(Items from a dataset)
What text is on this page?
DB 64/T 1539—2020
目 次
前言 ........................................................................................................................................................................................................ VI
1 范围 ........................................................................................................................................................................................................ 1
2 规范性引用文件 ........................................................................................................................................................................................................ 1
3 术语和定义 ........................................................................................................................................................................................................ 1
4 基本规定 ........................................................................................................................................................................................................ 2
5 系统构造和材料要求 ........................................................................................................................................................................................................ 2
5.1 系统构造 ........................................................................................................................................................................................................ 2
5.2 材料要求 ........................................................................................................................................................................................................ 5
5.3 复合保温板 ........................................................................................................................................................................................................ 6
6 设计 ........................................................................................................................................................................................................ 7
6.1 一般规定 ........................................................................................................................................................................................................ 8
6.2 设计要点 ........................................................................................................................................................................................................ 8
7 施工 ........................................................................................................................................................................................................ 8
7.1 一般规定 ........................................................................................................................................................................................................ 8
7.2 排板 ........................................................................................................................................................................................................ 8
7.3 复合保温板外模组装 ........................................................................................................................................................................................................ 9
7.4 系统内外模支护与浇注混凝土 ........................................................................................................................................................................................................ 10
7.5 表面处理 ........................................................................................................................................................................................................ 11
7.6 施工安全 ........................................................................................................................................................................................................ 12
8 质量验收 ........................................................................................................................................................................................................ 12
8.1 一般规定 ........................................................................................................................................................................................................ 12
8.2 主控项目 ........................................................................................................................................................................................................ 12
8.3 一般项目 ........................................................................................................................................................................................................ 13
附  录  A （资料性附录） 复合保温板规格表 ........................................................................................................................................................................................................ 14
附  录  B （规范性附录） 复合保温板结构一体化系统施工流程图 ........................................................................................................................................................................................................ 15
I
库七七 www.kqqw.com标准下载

**Written exercise**:
Extract every entry above as it appears.

**Answer to the task**:
What text is on this page?
DB 64/T 1539—2020
目 次
前言 ........................................................................................................................................................................................................ VI
1 范围 ........................................................................................................................................................................................................ 1
2 规范性引用文件 ........................................................................................................................................................................................................ 1
3 术语和定义 ........................................................................................................................................................................................................ 1
4 基本规定 ........................................................................................................................................................................................................ 2
5 系统构造和材料要求 ........................................................................................................................................................................................................ 2
5.1 系统构造 ........................................................................................................................................................................................................ 2
5.2 材料要求 ........................................................................................................................................................................................................ 5
5.3 复合保温板 ........................................................................................................................................................................................................ 6
6 设计 ........................................................................................................................................................................................................ 7
6.1 一般规定 ........................................................................................................................................................................................................ 8
6.2 设计要点 ........................................................................................................................................................................................................ 8
7 施工 ........................................................................................................................................................................................................ 8
7.1 一般规定 ........................................................................................................................................................................................................ 8
7.2 排板 ........................................................................................................................................................................................................ 8
7.3 复合保温板外模组装 ........................................................................................................................................................................................................ 9
7.4 系统内外模支护与浇注混凝土 ........................................................................................................................................................................................................ 10
7.5 表面处理 ........................................................................................................................................................................................................ 11
7.6 施工安全 ........................................................................................................................................................................................................ 12
8 质量验收 ........................................................................................................................................................................................................ 12
8.1 一般规定 ........................................................................................................................................................................................................ 12
8.2 主控项目 ........................................................................................................................................................................................................ 12
8.3 一般项目 ........................................................................................................................................................................................................ 13
附  录  A （资料性附录） 复合保温板规格表 ........................................................................................................................................................................................................ 14
附  录  B （规范性附录） 复合保温板结构一体化系统施工流程图 ........................................................................................................................................................................................................ 15
I
库七七 www.kqqw.com标准下载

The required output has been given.